▸ **What the task asks**
For each line in the data below that holds "name", return a copy.

▸ **Excerpted records**
============
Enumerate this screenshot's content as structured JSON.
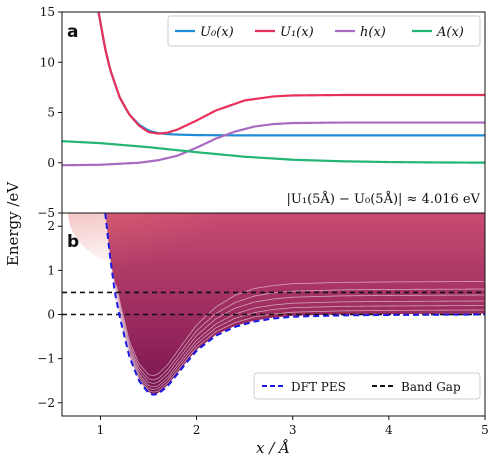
{
  "chart_data": [
    {
      "panel": "a",
      "type": "line",
      "ylabel": "Energy /eV",
      "xlim": [
        0.6,
        5
      ],
      "ylim": [
        -5,
        15
      ],
      "yticks": [
        "−5",
        "0",
        "5",
        "10",
        "15"
      ],
      "legend_position": "top-right",
      "series": [
        {
          "name": "U0(x)",
          "label": "U₀(x)",
          "color": "#1f8dd6",
          "x": [
            0.98,
            1.05,
            1.1,
            1.2,
            1.3,
            1.4,
            1.5,
            1.6,
            1.7,
            1.8,
            2.0,
            2.5,
            3.0,
            4.0,
            5.0
          ],
          "y": [
            15.0,
            11.3,
            9.3,
            6.5,
            4.8,
            3.8,
            3.2,
            2.95,
            2.85,
            2.8,
            2.75,
            2.72,
            2.72,
            2.72,
            2.72
          ]
        },
        {
          "name": "U1(x)",
          "label": "U₁(x)",
          "color": "#e8305a",
          "x": [
            0.98,
            1.05,
            1.1,
            1.2,
            1.3,
            1.4,
            1.5,
            1.6,
            1.7,
            1.8,
            2.0,
            2.2,
            2.5,
            2.8,
            3.0,
            3.5,
            4.0,
            5.0
          ],
          "y": [
            15.0,
            11.3,
            9.3,
            6.5,
            4.8,
            3.7,
            3.05,
            2.9,
            3.0,
            3.3,
            4.2,
            5.2,
            6.2,
            6.6,
            6.7,
            6.74,
            6.74,
            6.74
          ]
        },
        {
          "name": "h(x)",
          "label": "h(x)",
          "color": "#a96bc2",
          "x": [
            0.6,
            1.0,
            1.4,
            1.6,
            1.8,
            2.0,
            2.2,
            2.4,
            2.6,
            2.8,
            3.0,
            3.5,
            4.0,
            5.0
          ],
          "y": [
            -0.25,
            -0.2,
            0.0,
            0.25,
            0.7,
            1.5,
            2.4,
            3.1,
            3.6,
            3.85,
            3.95,
            4.0,
            4.0,
            4.0
          ]
        },
        {
          "name": "A(x)",
          "label": "A(x)",
          "color": "#22b573",
          "x": [
            0.6,
            1.0,
            1.5,
            2.0,
            2.5,
            3.0,
            3.5,
            4.0,
            4.5,
            5.0
          ],
          "y": [
            2.15,
            1.95,
            1.55,
            1.05,
            0.6,
            0.3,
            0.15,
            0.07,
            0.03,
            0.01
          ]
        }
      ],
      "annotation": "|U₁(5Å) − U₀(5Å)| ≈ 4.016 eV"
    },
    {
      "panel": "b",
      "type": "line",
      "xlabel": "x / Å",
      "xlim": [
        0.6,
        5
      ],
      "ylim": [
        -2.3,
        2.3
      ],
      "xticks": [
        "1",
        "2",
        "3",
        "4",
        "5"
      ],
      "yticks": [
        "−2",
        "−1",
        "0",
        "1",
        "2"
      ],
      "legend_position": "bottom-right",
      "series": [
        {
          "name": "DFT PES",
          "color": "#1a1ae6",
          "style": "dashed",
          "x": [
            1.05,
            1.1,
            1.15,
            1.2,
            1.3,
            1.4,
            1.5,
            1.55,
            1.6,
            1.7,
            1.8,
            1.9,
            2.0,
            2.2,
            2.4,
            2.6,
            2.8,
            3.0,
            3.5,
            4.0,
            5.0
          ],
          "y": [
            2.3,
            1.3,
            0.5,
            -0.05,
            -0.95,
            -1.5,
            -1.78,
            -1.82,
            -1.8,
            -1.62,
            -1.35,
            -1.08,
            -0.82,
            -0.48,
            -0.28,
            -0.16,
            -0.09,
            -0.05,
            -0.02,
            -0.01,
            0.0
          ]
        },
        {
          "name": "Band Gap",
          "color": "#111111",
          "style": "dashed",
          "levels": [
            0.0,
            0.5
          ]
        }
      ]
    }
  ]
}
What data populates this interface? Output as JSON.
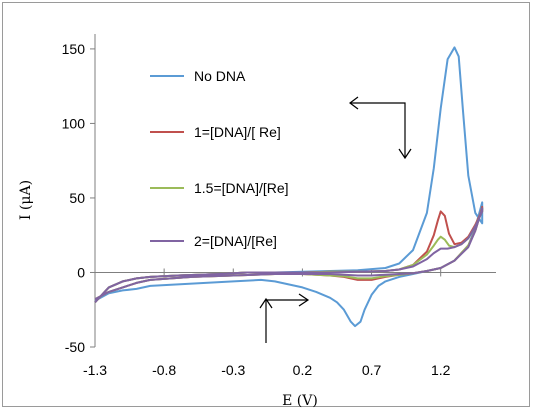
{
  "chart_data": {
    "type": "line",
    "title": "",
    "xlabel": "E (V)",
    "ylabel": "I (μA)",
    "xlim": [
      -1.3,
      1.6
    ],
    "ylim": [
      -50,
      160
    ],
    "x_ticks": [
      -1.3,
      -0.8,
      -0.3,
      0.2,
      0.7,
      1.2
    ],
    "x_tick_labels": [
      "-1.3",
      "-0.8",
      "-0.3",
      "0.2",
      "0.7",
      "1.2"
    ],
    "y_ticks": [
      -50,
      0,
      50,
      100,
      150
    ],
    "y_tick_labels": [
      "-50",
      "0",
      "50",
      "100",
      "150"
    ],
    "grid": false,
    "legend_position": "inside-left",
    "series": [
      {
        "name": "No DNA",
        "color": "#5b9bd5",
        "x": [
          -1.3,
          -1.2,
          -1.1,
          -1.0,
          -0.9,
          -0.7,
          -0.4,
          -0.2,
          0.0,
          0.2,
          0.4,
          0.6,
          0.8,
          0.9,
          1.0,
          1.1,
          1.15,
          1.2,
          1.25,
          1.3,
          1.33,
          1.36,
          1.4,
          1.45,
          1.5,
          1.5,
          1.45,
          1.4,
          1.3,
          1.2,
          1.1,
          1.0,
          0.9,
          0.8,
          0.75,
          0.7,
          0.65,
          0.62,
          0.58,
          0.55,
          0.5,
          0.45,
          0.4,
          0.3,
          0.2,
          0.1,
          0.0,
          -0.1,
          -0.3,
          -0.5,
          -0.7,
          -0.9,
          -1.0,
          -1.1,
          -1.2,
          -1.3
        ],
        "y": [
          -20,
          -10,
          -6,
          -4,
          -3,
          -2,
          -1,
          0,
          0,
          0.5,
          1,
          1.5,
          3,
          6,
          15,
          40,
          70,
          110,
          143,
          151,
          145,
          110,
          65,
          40,
          33,
          47,
          30,
          18,
          8,
          3,
          1,
          -1,
          -3,
          -6,
          -9,
          -15,
          -25,
          -33,
          -36,
          -33,
          -25,
          -20,
          -17,
          -13,
          -10,
          -8,
          -6,
          -5,
          -6,
          -7,
          -8,
          -9,
          -11,
          -12,
          -14,
          -19
        ]
      },
      {
        "name": "1=[DNA]/[ Re]",
        "color": "#c0504d",
        "x": [
          -1.3,
          -1.2,
          -1.1,
          -1.0,
          -0.9,
          -0.7,
          -0.4,
          -0.2,
          0.0,
          0.2,
          0.4,
          0.6,
          0.8,
          0.9,
          1.0,
          1.1,
          1.15,
          1.18,
          1.2,
          1.23,
          1.26,
          1.3,
          1.35,
          1.4,
          1.45,
          1.5,
          1.5,
          1.45,
          1.4,
          1.3,
          1.2,
          1.1,
          1.0,
          0.9,
          0.8,
          0.7,
          0.6,
          0.5,
          0.4,
          0.3,
          0.2,
          0.1,
          0.0,
          -0.3,
          -0.6,
          -0.9,
          -1.0,
          -1.1,
          -1.2,
          -1.3
        ],
        "y": [
          -20,
          -10,
          -6,
          -4,
          -3,
          -2,
          -1,
          0,
          0,
          0,
          0.5,
          0.5,
          1,
          2,
          5,
          14,
          25,
          35,
          41,
          38,
          26,
          19,
          20,
          24,
          32,
          42,
          44,
          28,
          18,
          8,
          3,
          1,
          -0.5,
          -1.5,
          -3,
          -5,
          -5,
          -3,
          -2,
          -1.5,
          -1,
          -1,
          -1,
          -2,
          -3,
          -5,
          -7,
          -10,
          -13,
          -18
        ]
      },
      {
        "name": "1.5=[DNA]/[Re]",
        "color": "#9bbb59",
        "x": [
          -1.3,
          -1.2,
          -1.1,
          -1.0,
          -0.9,
          -0.7,
          -0.4,
          -0.2,
          0.0,
          0.2,
          0.4,
          0.6,
          0.8,
          0.9,
          1.0,
          1.1,
          1.15,
          1.18,
          1.2,
          1.23,
          1.26,
          1.3,
          1.35,
          1.4,
          1.45,
          1.5,
          1.5,
          1.45,
          1.4,
          1.3,
          1.2,
          1.1,
          1.0,
          0.9,
          0.8,
          0.7,
          0.6,
          0.5,
          0.4,
          0.3,
          0.2,
          0.1,
          0.0,
          -0.3,
          -0.6,
          -0.9,
          -1.0,
          -1.1,
          -1.2,
          -1.3
        ],
        "y": [
          -20,
          -10,
          -6,
          -4,
          -3,
          -2,
          -1,
          0,
          0,
          0,
          0.5,
          0.5,
          1,
          2,
          5,
          12,
          18,
          22,
          24,
          22,
          18,
          17,
          19,
          23,
          31,
          41,
          43,
          28,
          18,
          8,
          3,
          1,
          -0.5,
          -1.5,
          -2.5,
          -4,
          -4,
          -2.5,
          -2,
          -1.5,
          -1,
          -1,
          -1,
          -2,
          -3,
          -5,
          -7,
          -10,
          -13,
          -18
        ]
      },
      {
        "name": "2=[DNA]/[Re]",
        "color": "#8064a2",
        "x": [
          -1.3,
          -1.2,
          -1.1,
          -1.0,
          -0.9,
          -0.7,
          -0.4,
          -0.2,
          0.0,
          0.2,
          0.4,
          0.6,
          0.8,
          0.9,
          1.0,
          1.1,
          1.15,
          1.2,
          1.25,
          1.3,
          1.35,
          1.4,
          1.45,
          1.5,
          1.5,
          1.45,
          1.4,
          1.3,
          1.2,
          1.1,
          1.0,
          0.9,
          0.8,
          0.7,
          0.6,
          0.5,
          0.4,
          0.3,
          0.2,
          0.1,
          0.0,
          -0.3,
          -0.6,
          -0.9,
          -1.0,
          -1.1,
          -1.2,
          -1.3
        ],
        "y": [
          -20,
          -10,
          -6,
          -4,
          -3,
          -2,
          -1,
          0,
          0,
          0,
          0,
          0.5,
          1,
          2,
          4,
          9,
          13,
          16,
          16,
          17,
          19,
          23,
          31,
          41,
          43,
          28,
          17,
          8,
          3,
          1,
          -0.5,
          -1,
          -1.5,
          -2,
          -2,
          -1.5,
          -1,
          -1,
          -1,
          -1,
          -1,
          -2,
          -3,
          -5,
          -7,
          -10,
          -13,
          -18
        ]
      }
    ]
  }
}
============
▸ **Task answer**
          "name": "U0(x)",
          "name": "U1(x)",
          "name": "h(x)",
          "name": "A(x)",
          "name": "DFT PES",
          "name": "Band Gap",
        "name": "No DNA",
        "name": "1=[DNA]/[ Re]",
        "name": "1.5=[DNA]/[Re]",
        "name": "2=[DNA]/[Re]",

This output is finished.